*What is required*. Restate all of the data exactly.

*Material shown*.
##############################
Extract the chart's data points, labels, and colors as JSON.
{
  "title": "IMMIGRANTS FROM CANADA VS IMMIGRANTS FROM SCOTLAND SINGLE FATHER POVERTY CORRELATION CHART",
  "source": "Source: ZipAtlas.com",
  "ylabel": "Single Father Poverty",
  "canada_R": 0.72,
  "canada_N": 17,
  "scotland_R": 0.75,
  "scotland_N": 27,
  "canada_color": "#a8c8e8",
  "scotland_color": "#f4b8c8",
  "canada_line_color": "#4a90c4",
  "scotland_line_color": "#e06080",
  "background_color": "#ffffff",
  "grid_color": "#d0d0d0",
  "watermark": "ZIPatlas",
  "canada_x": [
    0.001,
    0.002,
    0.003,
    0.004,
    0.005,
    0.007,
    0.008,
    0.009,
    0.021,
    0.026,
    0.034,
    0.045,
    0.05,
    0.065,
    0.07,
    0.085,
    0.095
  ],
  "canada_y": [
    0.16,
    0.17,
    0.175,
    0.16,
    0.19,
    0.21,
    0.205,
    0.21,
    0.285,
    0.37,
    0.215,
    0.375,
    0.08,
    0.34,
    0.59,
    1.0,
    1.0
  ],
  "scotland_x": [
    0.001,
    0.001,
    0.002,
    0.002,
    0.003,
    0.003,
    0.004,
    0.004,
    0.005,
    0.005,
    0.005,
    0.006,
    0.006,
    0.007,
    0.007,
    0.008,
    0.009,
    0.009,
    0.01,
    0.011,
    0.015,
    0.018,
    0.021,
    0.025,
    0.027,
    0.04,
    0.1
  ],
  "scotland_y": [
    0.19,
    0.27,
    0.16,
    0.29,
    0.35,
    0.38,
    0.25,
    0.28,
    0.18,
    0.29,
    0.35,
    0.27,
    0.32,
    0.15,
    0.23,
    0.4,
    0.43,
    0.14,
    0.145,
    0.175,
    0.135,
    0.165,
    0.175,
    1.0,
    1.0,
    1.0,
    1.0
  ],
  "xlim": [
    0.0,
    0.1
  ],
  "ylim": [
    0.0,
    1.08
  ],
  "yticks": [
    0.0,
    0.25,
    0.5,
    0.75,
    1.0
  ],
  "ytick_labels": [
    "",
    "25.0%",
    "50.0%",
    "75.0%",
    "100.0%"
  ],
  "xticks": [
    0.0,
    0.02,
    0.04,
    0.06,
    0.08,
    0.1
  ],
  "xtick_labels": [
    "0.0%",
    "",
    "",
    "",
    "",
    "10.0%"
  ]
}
##############################
*The output*.
Extract the chart's data points, labels, and colors as JSON.
{
  "title": "IMMIGRANTS FROM CANADA VS IMMIGRANTS FROM SCOTLAND SINGLE FATHER POVERTY CORRELATION CHART",
  "source": "Source: ZipAtlas.com",
  "ylabel": "Single Father Poverty",
  "canada_R": 0.72,
  "canada_N": 17,
  "scotland_R": 0.75,
  "scotland_N": 27,
  "canada_color": "#a8c8e8",
  "scotland_color": "#f4b8c8",
  "canada_line_color": "#4a90c4",
  "scotland_line_color": "#e06080",
  "background_color": "#ffffff",
  "grid_color": "#d0d0d0",
  "watermark": "ZIPatlas",
  "canada_x": [
    0.001,
    0.002,
    0.003,
    0.004,
    0.005,
    0.007,
    0.008,
    0.009,
    0.021,
    0.026,
    0.034,
    0.045,
    0.05,
    0.065,
    0.07,
    0.085,
    0.095
  ],
  "canada_y": [
    0.16,
    0.17,
    0.175,
    0.16,
    0.19,
    0.21,
    0.205,
    0.21,
    0.285,
    0.37,
    0.215,
    0.375,
    0.08,
    0.34,
    0.59,
    1.0,
    1.0
  ],
  "scotland_x": [
    0.001,
    0.001,
    0.002,
    0.002,
    0.003,
    0.003,
    0.004,
    0.004,
    0.005,
    0.005,
    0.005,
    0.006,
    0.006,
    0.007,
    0.007,
    0.008,
    0.009,
    0.009,
    0.01,
    0.011,
    0.015,
    0.018,
    0.021,
    0.025,
    0.027,
    0.04,
    0.1
  ],
  "scotland_y": [
    0.19,
    0.27,
    0.16,
    0.29,
    0.35,
    0.38,
    0.25,
    0.28,
    0.18,
    0.29,
    0.35,
    0.27,
    0.32,
    0.15,
    0.23,
    0.4,
    0.43,
    0.14,
    0.145,
    0.175,
    0.135,
    0.165,
    0.175,
    1.0,
    1.0,
    1.0,
    1.0
  ],
  "xlim": [
    0.0,
    0.1
  ],
  "ylim": [
    0.0,
    1.08
  ],
  "yticks": [
    0.0,
    0.25,
    0.5,
    0.75,
    1.0
  ],
  "ytick_labels": [
    "",
    "25.0%",
    "50.0%",
    "75.0%",
    "100.0%"
  ],
  "xticks": [
    0.0,
    0.02,
    0.04,
    0.06,
    0.08,
    0.1
  ],
  "xtick_labels": [
    "0.0%",
    "",
    "",
    "",
    "",
    "10.0%"
  ]
}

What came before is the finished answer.